▸ **Text provided**
- - - - -

Abstract-Filterbank multicarrier modulation (FBMC) has been identified as a strong contender for dynamic spectrum access in the TV White Space, as FBMC transceivers are able to control out-of-band interference level without compromising flexible usage. This paper compares FBMC receiver architectures, providing performance and complexity analysis, based on closed form expressions and on an actual implementation. Polyphase network (PPN-) and frequency spreading (FS-) FBMC receiver structures are discussed. The FS-FBMC structure is selected for hardware implementation and compared with OFDM. It is shown that complexity overhead is limited when hardware resource sharing techniques are exploited.
INTRODUCTION
In 2009, the US radio regulator -the Federal Communication Commission (FCC) -authorized opportunistic unlicensed operation in the TV bands [1] . Such opportunistic communication systems have to coexist with TV broadcast signals and wireless microphones (referred to as 'incumbent systems' hereafter). The coexistence scheme is enforced with a priority mechanism where opportunistic systems must guarantee that no 'harmful interference' will be incurred to the incumbents. Such rules are meant to allow the control of, the deployment and use of the unlicensed service so as to avoid harmful interferences on incumbents, but not to restrict it [2] .
With the FCC rules, harmful interference is defined in a twofold way. Firstly, co-channel communication between incumbent and opportunistic systems is prohibited. This means that opportunistic systems must be able to assess the presence of incumbent signals and access only channels vacant from any incumbent. Besides, opportunistic systems have a limited amount of time to evacuate the channel when an incumbent is switched on.
Secondly, adjacent channel leakage ratio (ACLR) is limited in order to prevent an opportunistic system from interfering with an incumbent operating in another channel, and in particular in adjacent ones. In [1] , ACLR is restricted to be at least 55dB. Similar requirements are about to be adopted in other countries (e.g. in the UK [3] ). Such a high ACLR requirement is specific to the TVWS context. For instance, ACLR requirement is 10dB stronger than required for LTE systems [4] .
Orthogonal Frequency Division Multiplexing (OFDM) has proven to be very effective for mobile wireless communications. By dividing a frequency selective fading channel into a large number of narrow-band flat fading subchannels, multicarrier systems can easily compensate the channel effects using a simple one-tap frequency domain equalizer. However, OFDM cannot meet the ACLR requirements unless the transmitter flexibility is sacrificed or spectral efficiency is compromised contrary to Filterbank multicarrier (FBMC) modulation [5] . Through actual measurements using a flexible hardware TVWS transmitter, it was confirmed that the FBMC modulation could meet ACLR and coexistence requirements. FBMC significantly outperforms OFDM in terms of ACLR, and brings a 9dB power margin for the same interference level [6] . Finally, as the modulated signal is digitally shaped at the baseband, the transmitter is able to dynamically adapt to the spectrum made available for opportunistic usage. This property can be exploited to address fragmented spectrum through spectrum pooling [5] [6] . These previous results focused on the TV interference specifications, which translate in to TVWS TX requirements. In order to confirm the validity of FBMC for secondary usage, it is necessary to analyze the RX merits as well, which is the focus of this paper. Several architectures of FBMC receivers have been studied in the literature. The polyphase network (PPN-)FBMC architecture limits the complexity [7] while the frequency spreading (FS-)FBMC [8] considers reception in the frequency domain and seems more suited to the flexibility requirements of TVWS. This paper proposes a comparison of both architectures and demonstrates that FS-FBMC is more suited to dynamic spectrum reception.

- - - - -

▸ **Short task A**
In the rows, substitute "heatmap-cell" for "contour-cell" from the first line up to and including the line with "contour-cell (593, 230, 635, 262)", and write out those lines again with nothing else changed.
▸ **Short task B**
Carry on the text about filterbank multicarrier receivers for the TV White Space from where it stops.

- - - - -

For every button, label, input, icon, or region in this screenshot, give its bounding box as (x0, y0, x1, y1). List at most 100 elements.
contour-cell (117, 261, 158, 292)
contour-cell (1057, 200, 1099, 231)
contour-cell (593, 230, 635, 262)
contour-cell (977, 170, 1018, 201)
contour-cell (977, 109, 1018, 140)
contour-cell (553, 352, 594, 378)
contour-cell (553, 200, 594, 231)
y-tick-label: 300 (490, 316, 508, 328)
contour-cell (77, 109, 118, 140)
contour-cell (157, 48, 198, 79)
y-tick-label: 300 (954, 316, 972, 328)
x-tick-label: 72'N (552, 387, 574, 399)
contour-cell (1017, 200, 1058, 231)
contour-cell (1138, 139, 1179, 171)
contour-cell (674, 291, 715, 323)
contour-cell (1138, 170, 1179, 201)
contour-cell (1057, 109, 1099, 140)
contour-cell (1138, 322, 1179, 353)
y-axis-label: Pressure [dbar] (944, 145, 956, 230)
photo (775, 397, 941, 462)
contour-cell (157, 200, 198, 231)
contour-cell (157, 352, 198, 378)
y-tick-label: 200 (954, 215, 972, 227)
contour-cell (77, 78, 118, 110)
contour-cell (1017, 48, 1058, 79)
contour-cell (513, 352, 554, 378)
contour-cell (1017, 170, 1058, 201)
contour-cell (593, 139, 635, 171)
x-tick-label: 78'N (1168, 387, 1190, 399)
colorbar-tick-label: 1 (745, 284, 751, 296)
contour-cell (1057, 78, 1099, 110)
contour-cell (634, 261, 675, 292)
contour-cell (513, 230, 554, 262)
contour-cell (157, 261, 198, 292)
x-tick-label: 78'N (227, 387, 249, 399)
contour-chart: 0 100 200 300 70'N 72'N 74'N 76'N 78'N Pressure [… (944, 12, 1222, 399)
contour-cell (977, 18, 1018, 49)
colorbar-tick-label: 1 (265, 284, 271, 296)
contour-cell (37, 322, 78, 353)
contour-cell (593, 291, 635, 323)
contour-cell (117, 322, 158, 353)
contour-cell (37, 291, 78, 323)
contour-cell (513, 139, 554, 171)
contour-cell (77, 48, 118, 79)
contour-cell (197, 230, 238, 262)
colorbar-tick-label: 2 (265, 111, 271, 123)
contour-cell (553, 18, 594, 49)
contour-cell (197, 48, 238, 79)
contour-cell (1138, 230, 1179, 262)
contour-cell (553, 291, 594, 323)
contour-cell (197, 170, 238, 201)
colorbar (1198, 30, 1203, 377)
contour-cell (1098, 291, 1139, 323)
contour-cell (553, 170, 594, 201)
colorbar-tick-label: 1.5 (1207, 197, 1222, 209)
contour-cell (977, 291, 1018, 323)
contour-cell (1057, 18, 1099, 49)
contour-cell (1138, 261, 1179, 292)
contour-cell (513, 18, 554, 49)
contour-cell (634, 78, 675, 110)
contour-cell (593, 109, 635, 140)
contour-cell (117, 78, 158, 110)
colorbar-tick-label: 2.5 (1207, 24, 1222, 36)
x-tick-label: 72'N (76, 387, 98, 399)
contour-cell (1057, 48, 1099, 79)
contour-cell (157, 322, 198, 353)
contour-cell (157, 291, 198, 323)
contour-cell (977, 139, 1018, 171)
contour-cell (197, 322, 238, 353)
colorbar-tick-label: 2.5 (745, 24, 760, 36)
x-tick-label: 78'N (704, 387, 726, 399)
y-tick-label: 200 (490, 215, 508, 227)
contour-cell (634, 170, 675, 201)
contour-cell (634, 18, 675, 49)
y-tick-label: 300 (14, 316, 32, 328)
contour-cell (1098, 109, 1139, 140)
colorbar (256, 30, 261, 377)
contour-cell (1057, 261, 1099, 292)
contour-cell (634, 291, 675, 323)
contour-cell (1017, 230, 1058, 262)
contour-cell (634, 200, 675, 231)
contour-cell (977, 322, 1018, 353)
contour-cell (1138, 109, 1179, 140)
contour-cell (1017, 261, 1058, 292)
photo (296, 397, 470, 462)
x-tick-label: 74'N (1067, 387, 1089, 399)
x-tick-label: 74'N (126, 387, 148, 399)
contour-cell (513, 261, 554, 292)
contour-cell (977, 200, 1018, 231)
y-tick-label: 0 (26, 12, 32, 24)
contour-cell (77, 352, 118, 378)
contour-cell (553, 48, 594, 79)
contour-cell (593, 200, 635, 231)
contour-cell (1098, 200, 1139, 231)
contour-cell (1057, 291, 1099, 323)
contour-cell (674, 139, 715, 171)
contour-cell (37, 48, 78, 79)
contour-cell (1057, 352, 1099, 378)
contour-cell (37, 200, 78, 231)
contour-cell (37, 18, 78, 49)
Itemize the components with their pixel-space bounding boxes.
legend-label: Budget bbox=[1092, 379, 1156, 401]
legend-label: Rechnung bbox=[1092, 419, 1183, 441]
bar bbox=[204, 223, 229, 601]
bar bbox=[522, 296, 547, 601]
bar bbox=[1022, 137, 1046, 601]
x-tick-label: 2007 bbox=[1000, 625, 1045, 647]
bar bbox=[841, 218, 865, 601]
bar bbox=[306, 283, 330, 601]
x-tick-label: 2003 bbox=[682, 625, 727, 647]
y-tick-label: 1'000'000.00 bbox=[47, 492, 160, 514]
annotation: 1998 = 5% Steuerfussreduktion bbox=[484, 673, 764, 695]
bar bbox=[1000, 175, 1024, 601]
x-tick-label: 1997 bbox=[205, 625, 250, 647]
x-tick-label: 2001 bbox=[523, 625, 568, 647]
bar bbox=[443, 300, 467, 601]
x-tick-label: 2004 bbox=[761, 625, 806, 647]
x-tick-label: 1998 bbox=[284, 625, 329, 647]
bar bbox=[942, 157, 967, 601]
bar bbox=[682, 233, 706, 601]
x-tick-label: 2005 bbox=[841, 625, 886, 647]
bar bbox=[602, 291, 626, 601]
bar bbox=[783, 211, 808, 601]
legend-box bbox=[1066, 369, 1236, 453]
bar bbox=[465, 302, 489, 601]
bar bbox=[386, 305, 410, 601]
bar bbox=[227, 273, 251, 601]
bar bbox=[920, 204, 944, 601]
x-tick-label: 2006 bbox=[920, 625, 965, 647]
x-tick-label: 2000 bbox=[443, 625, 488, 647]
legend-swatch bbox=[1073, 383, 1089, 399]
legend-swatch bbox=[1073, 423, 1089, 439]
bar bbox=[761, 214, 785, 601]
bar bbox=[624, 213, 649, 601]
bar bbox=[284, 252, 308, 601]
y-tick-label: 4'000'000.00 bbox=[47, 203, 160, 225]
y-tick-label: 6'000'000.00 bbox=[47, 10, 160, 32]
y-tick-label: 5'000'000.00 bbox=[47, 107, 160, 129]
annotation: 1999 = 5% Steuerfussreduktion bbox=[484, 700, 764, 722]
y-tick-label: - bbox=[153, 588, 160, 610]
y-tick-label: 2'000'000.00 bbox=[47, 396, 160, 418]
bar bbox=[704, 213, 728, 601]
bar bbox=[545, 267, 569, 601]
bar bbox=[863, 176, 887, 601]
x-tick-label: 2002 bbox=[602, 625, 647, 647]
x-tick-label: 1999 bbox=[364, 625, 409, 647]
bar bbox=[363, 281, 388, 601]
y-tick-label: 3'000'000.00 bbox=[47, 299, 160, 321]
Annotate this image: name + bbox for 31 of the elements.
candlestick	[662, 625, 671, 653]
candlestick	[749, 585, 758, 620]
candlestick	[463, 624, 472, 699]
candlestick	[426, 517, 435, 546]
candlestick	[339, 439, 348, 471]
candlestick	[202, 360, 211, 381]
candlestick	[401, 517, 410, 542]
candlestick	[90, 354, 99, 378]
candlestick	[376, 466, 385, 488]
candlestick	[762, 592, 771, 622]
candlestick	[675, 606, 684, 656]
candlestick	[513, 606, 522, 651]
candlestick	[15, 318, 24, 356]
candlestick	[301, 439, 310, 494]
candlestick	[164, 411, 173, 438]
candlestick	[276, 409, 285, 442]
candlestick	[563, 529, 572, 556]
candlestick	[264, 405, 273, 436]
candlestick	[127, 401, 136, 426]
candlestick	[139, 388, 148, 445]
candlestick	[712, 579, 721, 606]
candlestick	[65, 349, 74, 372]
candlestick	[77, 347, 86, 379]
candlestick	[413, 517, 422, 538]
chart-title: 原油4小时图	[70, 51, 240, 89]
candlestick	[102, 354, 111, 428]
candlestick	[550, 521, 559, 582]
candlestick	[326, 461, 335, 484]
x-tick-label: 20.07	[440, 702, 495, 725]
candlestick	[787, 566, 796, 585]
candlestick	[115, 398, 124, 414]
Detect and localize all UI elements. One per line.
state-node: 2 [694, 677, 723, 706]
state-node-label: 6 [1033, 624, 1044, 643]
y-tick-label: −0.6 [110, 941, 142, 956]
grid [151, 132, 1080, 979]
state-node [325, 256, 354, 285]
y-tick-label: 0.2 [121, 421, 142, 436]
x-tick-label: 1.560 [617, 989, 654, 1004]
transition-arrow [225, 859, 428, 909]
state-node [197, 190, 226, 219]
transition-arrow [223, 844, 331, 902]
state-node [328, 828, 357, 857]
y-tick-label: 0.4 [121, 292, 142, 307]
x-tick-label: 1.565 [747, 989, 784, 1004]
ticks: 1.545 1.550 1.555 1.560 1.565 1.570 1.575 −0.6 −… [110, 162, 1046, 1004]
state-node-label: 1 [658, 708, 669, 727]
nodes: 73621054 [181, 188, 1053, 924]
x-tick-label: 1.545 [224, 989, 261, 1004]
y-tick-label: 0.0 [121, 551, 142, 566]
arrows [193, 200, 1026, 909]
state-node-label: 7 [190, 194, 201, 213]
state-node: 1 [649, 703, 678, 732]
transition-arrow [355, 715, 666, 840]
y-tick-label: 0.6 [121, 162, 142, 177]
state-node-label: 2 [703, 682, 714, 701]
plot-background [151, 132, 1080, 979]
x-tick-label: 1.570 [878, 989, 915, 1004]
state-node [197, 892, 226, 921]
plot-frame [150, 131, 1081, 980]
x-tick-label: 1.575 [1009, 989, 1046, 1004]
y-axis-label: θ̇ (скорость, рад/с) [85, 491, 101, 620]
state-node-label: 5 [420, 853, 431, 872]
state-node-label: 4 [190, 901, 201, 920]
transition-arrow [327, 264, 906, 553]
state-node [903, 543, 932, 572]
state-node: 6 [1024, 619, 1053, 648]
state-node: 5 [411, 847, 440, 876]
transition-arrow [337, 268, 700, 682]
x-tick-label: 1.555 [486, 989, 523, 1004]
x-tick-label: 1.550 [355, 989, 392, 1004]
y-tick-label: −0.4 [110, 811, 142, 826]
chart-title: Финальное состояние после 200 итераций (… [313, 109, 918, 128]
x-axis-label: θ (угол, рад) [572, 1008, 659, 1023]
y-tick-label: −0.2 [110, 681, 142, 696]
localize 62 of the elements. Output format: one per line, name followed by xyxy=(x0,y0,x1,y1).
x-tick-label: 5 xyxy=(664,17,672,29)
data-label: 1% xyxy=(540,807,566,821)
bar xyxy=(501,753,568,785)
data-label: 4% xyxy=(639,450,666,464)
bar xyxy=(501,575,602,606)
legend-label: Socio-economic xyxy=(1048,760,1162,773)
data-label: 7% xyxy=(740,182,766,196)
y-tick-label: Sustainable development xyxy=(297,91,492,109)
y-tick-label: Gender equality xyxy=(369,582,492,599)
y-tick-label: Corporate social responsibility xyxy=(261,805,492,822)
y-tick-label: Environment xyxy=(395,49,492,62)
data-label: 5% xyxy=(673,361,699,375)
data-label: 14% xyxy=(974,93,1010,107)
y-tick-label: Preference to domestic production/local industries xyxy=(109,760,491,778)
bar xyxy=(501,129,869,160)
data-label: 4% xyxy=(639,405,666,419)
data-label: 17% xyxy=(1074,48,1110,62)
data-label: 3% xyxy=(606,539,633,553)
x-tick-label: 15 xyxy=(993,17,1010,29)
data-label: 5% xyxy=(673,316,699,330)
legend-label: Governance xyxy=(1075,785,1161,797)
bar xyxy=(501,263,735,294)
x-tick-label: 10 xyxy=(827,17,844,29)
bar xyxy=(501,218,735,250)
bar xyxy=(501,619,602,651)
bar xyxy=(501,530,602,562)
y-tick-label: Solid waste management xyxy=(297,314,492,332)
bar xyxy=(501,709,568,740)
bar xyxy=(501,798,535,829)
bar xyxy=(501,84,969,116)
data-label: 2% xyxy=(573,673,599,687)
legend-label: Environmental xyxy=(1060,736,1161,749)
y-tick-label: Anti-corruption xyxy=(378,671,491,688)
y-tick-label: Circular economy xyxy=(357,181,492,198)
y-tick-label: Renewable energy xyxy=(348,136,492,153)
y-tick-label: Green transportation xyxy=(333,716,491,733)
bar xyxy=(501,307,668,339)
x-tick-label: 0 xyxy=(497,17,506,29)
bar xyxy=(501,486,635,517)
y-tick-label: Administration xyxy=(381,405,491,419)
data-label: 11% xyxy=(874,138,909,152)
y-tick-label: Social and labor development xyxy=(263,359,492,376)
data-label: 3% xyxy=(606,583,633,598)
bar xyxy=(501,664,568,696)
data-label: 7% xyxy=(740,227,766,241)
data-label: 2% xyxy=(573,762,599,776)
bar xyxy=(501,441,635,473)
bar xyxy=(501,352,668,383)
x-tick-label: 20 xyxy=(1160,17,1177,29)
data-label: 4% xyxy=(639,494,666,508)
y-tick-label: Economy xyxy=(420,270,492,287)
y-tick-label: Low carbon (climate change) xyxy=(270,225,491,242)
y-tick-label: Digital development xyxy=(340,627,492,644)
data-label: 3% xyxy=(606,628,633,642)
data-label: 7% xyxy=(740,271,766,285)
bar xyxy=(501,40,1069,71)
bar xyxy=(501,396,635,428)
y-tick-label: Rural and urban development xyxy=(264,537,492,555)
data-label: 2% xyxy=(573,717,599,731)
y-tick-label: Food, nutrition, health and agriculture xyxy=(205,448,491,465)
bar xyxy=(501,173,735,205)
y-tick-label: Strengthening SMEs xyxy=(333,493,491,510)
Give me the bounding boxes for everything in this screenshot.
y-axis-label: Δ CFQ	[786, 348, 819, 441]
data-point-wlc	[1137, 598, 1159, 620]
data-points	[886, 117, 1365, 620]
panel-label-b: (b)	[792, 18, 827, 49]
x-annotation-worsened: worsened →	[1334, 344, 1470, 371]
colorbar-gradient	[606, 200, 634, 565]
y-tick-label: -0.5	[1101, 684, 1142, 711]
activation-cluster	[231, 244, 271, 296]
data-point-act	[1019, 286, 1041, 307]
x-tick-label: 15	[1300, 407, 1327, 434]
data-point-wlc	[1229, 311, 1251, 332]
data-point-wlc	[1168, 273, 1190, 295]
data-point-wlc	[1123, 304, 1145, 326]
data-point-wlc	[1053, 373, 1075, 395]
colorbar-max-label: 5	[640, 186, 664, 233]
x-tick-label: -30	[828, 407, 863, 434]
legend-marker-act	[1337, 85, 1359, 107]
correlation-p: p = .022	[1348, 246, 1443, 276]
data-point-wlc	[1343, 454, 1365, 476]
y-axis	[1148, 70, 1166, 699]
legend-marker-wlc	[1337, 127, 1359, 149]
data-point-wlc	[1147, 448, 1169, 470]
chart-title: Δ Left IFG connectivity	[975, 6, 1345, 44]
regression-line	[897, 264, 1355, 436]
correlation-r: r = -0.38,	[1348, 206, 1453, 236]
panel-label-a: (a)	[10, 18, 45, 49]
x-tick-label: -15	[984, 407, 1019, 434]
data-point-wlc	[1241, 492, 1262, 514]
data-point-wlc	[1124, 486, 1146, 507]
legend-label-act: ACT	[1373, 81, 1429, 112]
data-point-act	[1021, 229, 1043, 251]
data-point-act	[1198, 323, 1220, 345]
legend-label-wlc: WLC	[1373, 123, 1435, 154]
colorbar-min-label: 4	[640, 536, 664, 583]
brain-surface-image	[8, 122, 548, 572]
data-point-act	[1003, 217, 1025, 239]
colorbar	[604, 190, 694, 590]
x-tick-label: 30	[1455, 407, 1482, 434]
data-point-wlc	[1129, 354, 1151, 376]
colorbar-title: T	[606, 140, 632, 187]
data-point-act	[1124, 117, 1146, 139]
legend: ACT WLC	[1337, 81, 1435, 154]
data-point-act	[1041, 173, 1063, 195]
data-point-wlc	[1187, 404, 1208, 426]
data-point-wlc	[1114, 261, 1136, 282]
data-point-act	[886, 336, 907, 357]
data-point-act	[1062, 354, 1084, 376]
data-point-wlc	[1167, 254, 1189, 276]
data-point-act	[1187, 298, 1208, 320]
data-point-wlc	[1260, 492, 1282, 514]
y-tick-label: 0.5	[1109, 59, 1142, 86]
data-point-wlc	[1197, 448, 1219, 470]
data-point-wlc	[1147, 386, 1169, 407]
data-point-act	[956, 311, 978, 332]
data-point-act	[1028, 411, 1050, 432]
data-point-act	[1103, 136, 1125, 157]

- - - - -

▸ **Exercise output A**
For every button, label, input, icon, or region in this screenshot, give its bounding box as (x0, y0, x1, y1). List at most 100 elements.
heatmap-cell (117, 261, 158, 292)
heatmap-cell (1057, 200, 1099, 231)
heatmap-cell (593, 230, 635, 262)

▸ **Exercise output B**
The remainder of the paper is organized as follows. Section II describes the principles of FS-FBMC compared to PPN-FBMC receivers. Performance and analytical complexity are then evaluated in Section III. Section IV describes the implementation of a FS-FBMC receiver on FPGA platform. Complexity in terms of hardware resource usage is then measured and compared. Section V concludes the paper.
II. ARCHITECTURE COMPARISON BETWEEN PPN-FBMC
AND FS-FBMC In FBMC, a set of parallel data symbols s k (n) are transmitted through a bank of modulated filters. The choice of the prototype filter controls the localization in frequency of the generated pulse and provides better adjacent channel leakage performance in comparison to OFDM. Offset Quadrature Amplitude Modulation (OQAM) combined with Nyquist constraints on the prototype filter is used to guarantee orthogonality between adjacent symbols and adjacent carriers while providing maximum spectral efficiency. Conventional implementations of FBMC or PPN-FBMC rely on cascading a fast Fourier transform (FFT) with a polyphase network to reduce the computational complexity of the frequency multiplexing-demultiplexing system to a value close to minimum [7] .
Frequency sampling technique is usually applied to design the prototype filter. The duration, L, of the prototype filter is a multiple of the size of the FFT, N c , so that L=KN c . K is often referred as the overlapping factor, i.e.: the number of multicarrier symbols which overlap in the time domain. If the channel delay spread is sufficiently low, equalization may be efficiently performed with a complex coefficient at each subcarrier since frequency variation within a subchannel is then small enough to be considered as flat fading. When the channel exhibits longer responses, an oversampled receive filterbank structure with per-subcarrier FIR equalizers can restore the orthogonality of the subcarrier waveform [9] ( Figure 1 ). This approach also enables limited fractional time delay and carrier frequency offset compensation in addition to channel equalization. . This technique is inspired by the frequency sampling technique used to design the prototype filter. With this process, the number of non-zero samples in the frequency response is given by P=2K-1. For TVWS applications, K=4 is a good compromise as it meets the requirements set by the FCC [5] . In this case the frequency domain pulse response coefficients are equal to:
(1)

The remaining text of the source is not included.